_Goal of the exercise_:
In the listing below, locate the lines that hold the string "type". Copy those lines.

_Data for the task_:

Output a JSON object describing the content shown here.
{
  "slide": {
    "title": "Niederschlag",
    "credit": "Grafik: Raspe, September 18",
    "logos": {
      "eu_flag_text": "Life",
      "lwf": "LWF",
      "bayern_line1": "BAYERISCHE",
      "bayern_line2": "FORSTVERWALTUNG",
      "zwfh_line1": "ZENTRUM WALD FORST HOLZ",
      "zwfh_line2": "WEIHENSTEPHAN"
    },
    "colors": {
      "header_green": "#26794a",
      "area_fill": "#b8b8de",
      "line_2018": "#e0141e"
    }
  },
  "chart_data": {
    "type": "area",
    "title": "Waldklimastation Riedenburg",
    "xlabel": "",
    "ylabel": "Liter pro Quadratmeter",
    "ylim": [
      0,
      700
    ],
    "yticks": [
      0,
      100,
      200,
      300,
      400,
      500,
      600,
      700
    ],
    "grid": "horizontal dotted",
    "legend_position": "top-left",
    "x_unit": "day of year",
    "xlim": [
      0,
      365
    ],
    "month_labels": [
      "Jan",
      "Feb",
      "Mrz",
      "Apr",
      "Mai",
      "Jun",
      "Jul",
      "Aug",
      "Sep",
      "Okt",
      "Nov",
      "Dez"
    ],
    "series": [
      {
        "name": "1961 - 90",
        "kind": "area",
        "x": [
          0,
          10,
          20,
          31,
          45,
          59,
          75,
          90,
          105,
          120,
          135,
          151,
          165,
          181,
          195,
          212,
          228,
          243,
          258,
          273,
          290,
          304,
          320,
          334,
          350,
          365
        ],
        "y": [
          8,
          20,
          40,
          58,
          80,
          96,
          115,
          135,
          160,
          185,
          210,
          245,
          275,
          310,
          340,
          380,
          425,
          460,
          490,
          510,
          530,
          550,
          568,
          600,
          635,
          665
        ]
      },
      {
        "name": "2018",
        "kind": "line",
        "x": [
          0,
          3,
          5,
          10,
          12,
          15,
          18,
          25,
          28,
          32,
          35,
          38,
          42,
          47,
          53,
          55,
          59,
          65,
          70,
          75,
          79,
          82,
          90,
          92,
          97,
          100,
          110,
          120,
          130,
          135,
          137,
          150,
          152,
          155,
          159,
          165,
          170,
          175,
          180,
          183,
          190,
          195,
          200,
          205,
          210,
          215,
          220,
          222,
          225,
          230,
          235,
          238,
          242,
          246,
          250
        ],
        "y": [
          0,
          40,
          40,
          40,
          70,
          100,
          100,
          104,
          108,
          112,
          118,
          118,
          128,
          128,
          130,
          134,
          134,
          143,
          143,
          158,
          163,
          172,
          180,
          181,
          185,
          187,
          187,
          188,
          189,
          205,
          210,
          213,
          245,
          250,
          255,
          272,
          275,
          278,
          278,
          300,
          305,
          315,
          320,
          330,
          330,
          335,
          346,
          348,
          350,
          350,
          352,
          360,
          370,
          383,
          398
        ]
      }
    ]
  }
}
---
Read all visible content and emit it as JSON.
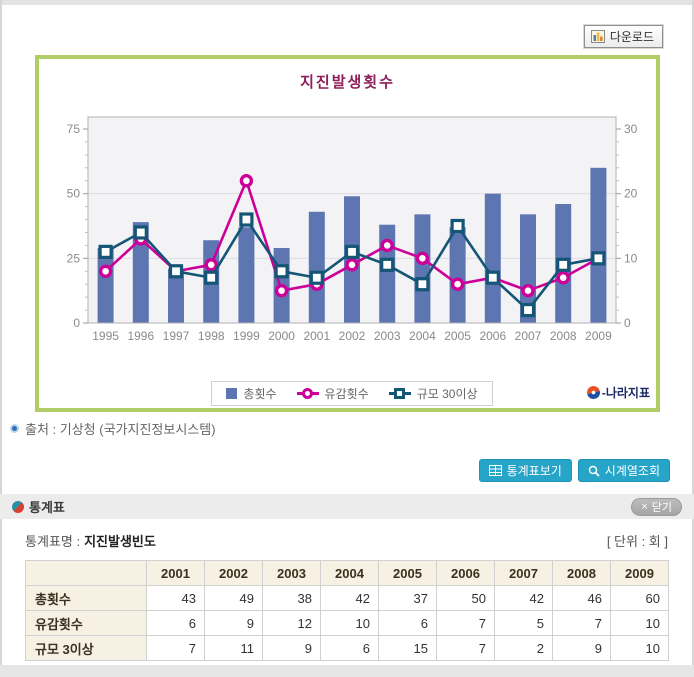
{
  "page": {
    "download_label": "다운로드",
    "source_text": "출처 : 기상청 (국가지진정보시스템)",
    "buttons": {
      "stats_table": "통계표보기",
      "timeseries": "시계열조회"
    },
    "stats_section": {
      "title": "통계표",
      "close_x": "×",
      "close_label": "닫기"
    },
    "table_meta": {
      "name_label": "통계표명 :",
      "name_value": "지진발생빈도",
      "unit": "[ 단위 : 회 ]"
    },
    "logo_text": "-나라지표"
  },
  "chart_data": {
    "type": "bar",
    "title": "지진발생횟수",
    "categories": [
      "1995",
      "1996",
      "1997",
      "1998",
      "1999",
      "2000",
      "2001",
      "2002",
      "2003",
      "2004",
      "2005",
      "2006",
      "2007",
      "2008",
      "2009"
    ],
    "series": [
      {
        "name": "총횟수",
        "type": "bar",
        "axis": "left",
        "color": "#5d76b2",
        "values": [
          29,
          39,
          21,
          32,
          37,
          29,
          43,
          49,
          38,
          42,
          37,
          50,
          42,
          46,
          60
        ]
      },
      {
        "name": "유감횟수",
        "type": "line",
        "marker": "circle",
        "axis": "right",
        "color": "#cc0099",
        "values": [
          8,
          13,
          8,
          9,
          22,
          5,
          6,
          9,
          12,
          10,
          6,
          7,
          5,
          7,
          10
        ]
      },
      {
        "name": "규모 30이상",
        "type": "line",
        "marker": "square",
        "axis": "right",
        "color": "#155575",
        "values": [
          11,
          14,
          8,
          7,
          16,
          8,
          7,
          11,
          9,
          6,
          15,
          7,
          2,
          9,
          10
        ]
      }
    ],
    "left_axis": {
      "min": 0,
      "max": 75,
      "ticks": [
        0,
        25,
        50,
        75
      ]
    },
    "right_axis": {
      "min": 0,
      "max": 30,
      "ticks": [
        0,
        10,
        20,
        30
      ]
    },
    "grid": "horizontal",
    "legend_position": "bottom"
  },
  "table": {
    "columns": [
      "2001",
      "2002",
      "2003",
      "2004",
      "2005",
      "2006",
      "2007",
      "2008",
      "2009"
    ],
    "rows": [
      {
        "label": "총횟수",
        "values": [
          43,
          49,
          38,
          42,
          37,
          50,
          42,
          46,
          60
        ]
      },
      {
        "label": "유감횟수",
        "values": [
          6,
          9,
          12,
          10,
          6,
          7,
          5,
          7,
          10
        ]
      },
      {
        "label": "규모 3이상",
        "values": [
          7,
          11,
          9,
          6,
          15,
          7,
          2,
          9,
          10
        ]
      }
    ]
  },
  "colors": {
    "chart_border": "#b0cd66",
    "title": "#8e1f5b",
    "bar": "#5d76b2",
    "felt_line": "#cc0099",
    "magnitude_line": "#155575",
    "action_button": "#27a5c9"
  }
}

_Task result_:
    "type": "area",
    "type": "bar",
        "type": "bar",
        "type": "line",
        "type": "line",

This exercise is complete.